WHAT THIS TASK INVOLVES
Copy every line of the data exactly, leaving nothing out.

:: MATERIAL FOR THIS TASK ::

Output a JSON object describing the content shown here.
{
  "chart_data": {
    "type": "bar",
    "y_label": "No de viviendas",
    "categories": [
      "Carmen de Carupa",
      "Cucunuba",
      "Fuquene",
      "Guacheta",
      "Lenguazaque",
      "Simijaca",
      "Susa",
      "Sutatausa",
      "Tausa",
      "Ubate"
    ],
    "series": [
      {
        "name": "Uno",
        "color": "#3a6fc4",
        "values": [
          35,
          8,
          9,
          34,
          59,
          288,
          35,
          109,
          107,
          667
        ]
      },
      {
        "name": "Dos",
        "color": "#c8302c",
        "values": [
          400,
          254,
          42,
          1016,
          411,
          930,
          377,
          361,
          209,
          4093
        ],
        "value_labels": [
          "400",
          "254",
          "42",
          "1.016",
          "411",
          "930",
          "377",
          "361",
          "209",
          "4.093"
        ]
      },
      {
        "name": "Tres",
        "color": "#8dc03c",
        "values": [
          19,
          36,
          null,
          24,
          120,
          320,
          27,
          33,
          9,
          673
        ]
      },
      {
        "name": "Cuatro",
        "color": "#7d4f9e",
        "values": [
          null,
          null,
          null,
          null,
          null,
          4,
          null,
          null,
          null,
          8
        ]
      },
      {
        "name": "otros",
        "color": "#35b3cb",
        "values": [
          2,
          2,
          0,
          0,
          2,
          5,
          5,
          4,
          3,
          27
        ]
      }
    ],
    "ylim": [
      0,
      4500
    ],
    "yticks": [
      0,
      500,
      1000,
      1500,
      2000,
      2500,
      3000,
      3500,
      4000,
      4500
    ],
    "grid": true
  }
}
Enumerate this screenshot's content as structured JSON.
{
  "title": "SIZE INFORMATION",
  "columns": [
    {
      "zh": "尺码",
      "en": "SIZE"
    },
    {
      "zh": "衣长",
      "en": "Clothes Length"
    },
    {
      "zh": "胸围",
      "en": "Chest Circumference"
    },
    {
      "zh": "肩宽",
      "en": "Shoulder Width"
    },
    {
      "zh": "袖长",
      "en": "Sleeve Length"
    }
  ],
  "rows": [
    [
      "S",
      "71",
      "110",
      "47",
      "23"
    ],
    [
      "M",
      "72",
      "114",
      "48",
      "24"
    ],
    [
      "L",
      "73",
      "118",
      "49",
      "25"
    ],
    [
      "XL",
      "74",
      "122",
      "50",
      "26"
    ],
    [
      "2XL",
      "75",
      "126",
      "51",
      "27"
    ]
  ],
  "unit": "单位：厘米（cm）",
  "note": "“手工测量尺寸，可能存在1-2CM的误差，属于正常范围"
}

:::

EXERCISE OUTPUT
Output a JSON object describing the content shown here.
{
  "chart_data": {
    "type": "bar",
    "y_label": "No de viviendas",
    "categories": [
      "Carmen de Carupa",
      "Cucunuba",
      "Fuquene",
      "Guacheta",
      "Lenguazaque",
      "Simijaca",
      "Susa",
      "Sutatausa",
      "Tausa",
      "Ubate"
    ],
    "series": [
      {
        "name": "Uno",
        "color": "#3a6fc4",
        "values": [
          35,
          8,
          9,
          34,
          59,
          288,
          35,
          109,
          107,
          667
        ]
      },
      {
        "name": "Dos",
        "color": "#c8302c",
        "values": [
          400,
          254,
          42,
          1016,
          411,
          930,
          377,
          361,
          209,
          4093
        ],
        "value_labels": [
          "400",
          "254",
          "42",
          "1.016",
          "411",
          "930",
          "377",
          "361",
          "209",
          "4.093"
        ]
      },
      {
        "name": "Tres",
        "color": "#8dc03c",
        "values": [
          19,
          36,
          null,
          24,
          120,
          320,
          27,
          33,
          9,
          673
        ]
      },
      {
        "name": "Cuatro",
        "color": "#7d4f9e",
        "values": [
          null,
          null,
          null,
          null,
          null,
          4,
          null,
          null,
          null,
          8
        ]
      },
      {
        "name": "otros",
        "color": "#35b3cb",
        "values": [
          2,
          2,
          0,
          0,
          2,
          5,
          5,
          4,
          3,
          27
        ]
      }
    ],
    "ylim": [
      0,
      4500
    ],
    "yticks": [
      0,
      500,
      1000,
      1500,
      2000,
      2500,
      3000,
      3500,
      4000,
      4500
    ],
    "grid": true
  }
}
Enumerate this screenshot's content as structured JSON.
{
  "title": "SIZE INFORMATION",
  "columns": [
    {
      "zh": "尺码",
      "en": "SIZE"
    },
    {
      "zh": "衣长",
      "en": "Clothes Length"
    },
    {
      "zh": "胸围",
      "en": "Chest Circumference"
    },
    {
      "zh": "肩宽",
      "en": "Shoulder Width"
    },
    {
      "zh": "袖长",
      "en": "Sleeve Length"
    }
  ],
  "rows": [
    [
      "S",
      "71",
      "110",
      "47",
      "23"
    ],
    [
      "M",
      "72",
      "114",
      "48",
      "24"
    ],
    [
      "L",
      "73",
      "118",
      "49",
      "25"
    ],
    [
      "XL",
      "74",
      "122",
      "50",
      "26"
    ],
    [
      "2XL",
      "75",
      "126",
      "51",
      "27"
    ]
  ],
  "unit": "单位：厘米（cm）",
  "note": "“手工测量尺寸，可能存在1-2CM的误差，属于正常范围"
}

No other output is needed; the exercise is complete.